--- Working data ---

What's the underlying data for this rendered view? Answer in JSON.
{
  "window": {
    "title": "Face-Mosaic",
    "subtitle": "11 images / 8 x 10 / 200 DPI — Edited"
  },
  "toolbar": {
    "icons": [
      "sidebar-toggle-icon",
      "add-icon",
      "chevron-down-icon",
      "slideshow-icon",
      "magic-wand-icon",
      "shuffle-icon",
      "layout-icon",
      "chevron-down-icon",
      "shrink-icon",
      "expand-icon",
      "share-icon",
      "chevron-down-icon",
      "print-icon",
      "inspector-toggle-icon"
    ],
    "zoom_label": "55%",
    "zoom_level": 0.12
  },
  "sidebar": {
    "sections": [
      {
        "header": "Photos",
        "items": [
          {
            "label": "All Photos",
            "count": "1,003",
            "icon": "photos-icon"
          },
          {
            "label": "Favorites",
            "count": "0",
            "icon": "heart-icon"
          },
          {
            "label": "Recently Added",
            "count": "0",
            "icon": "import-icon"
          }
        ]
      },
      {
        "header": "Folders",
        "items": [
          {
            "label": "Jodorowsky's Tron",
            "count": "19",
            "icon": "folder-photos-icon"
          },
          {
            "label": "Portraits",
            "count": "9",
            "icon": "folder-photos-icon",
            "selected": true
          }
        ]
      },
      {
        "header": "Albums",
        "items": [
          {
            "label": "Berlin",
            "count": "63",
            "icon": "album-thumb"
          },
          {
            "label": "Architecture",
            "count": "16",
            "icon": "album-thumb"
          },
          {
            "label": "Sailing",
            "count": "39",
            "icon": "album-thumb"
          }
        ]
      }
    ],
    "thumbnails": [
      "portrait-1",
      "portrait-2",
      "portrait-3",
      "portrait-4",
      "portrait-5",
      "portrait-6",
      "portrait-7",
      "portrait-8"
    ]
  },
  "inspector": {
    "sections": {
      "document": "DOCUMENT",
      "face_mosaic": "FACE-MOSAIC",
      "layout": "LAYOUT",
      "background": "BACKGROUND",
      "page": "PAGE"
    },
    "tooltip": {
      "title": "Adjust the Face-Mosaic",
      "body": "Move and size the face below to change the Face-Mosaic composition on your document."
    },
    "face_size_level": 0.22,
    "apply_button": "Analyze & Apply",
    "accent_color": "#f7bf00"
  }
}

---

Your task is to extract all of the records exactly.

* **Finished task**:
What's the underlying data for this rendered view? Answer in JSON.
{
  "window": {
    "title": "Face-Mosaic",
    "subtitle": "11 images / 8 x 10 / 200 DPI — Edited"
  },
  "toolbar": {
    "icons": [
      "sidebar-toggle-icon",
      "add-icon",
      "chevron-down-icon",
      "slideshow-icon",
      "magic-wand-icon",
      "shuffle-icon",
      "layout-icon",
      "chevron-down-icon",
      "shrink-icon",
      "expand-icon",
      "share-icon",
      "chevron-down-icon",
      "print-icon",
      "inspector-toggle-icon"
    ],
    "zoom_label": "55%",
    "zoom_level": 0.12
  },
  "sidebar": {
    "sections": [
      {
        "header": "Photos",
        "items": [
          {
            "label": "All Photos",
            "count": "1,003",
            "icon": "photos-icon"
          },
          {
            "label": "Favorites",
            "count": "0",
            "icon": "heart-icon"
          },
          {
            "label": "Recently Added",
            "count": "0",
            "icon": "import-icon"
          }
        ]
      },
      {
        "header": "Folders",
        "items": [
          {
            "label": "Jodorowsky's Tron",
            "count": "19",
            "icon": "folder-photos-icon"
          },
          {
            "label": "Portraits",
            "count": "9",
            "icon": "folder-photos-icon",
            "selected": true
          }
        ]
      },
      {
        "header": "Albums",
        "items": [
          {
            "label": "Berlin",
            "count": "63",
            "icon": "album-thumb"
          },
          {
            "label": "Architecture",
            "count": "16",
            "icon": "album-thumb"
          },
          {
            "label": "Sailing",
            "count": "39",
            "icon": "album-thumb"
          }
        ]
      }
    ],
    "thumbnails": [
      "portrait-1",
      "portrait-2",
      "portrait-3",
      "portrait-4",
      "portrait-5",
      "portrait-6",
      "portrait-7",
      "portrait-8"
    ]
  },
  "inspector": {
    "sections": {
      "document": "DOCUMENT",
      "face_mosaic": "FACE-MOSAIC",
      "layout": "LAYOUT",
      "background": "BACKGROUND",
      "page": "PAGE"
    },
    "tooltip": {
      "title": "Adjust the Face-Mosaic",
      "body": "Move and size the face below to change the Face-Mosaic composition on your document."
    },
    "face_size_level": 0.22,
    "apply_button": "Analyze & Apply",
    "accent_color": "#f7bf00"
  }
}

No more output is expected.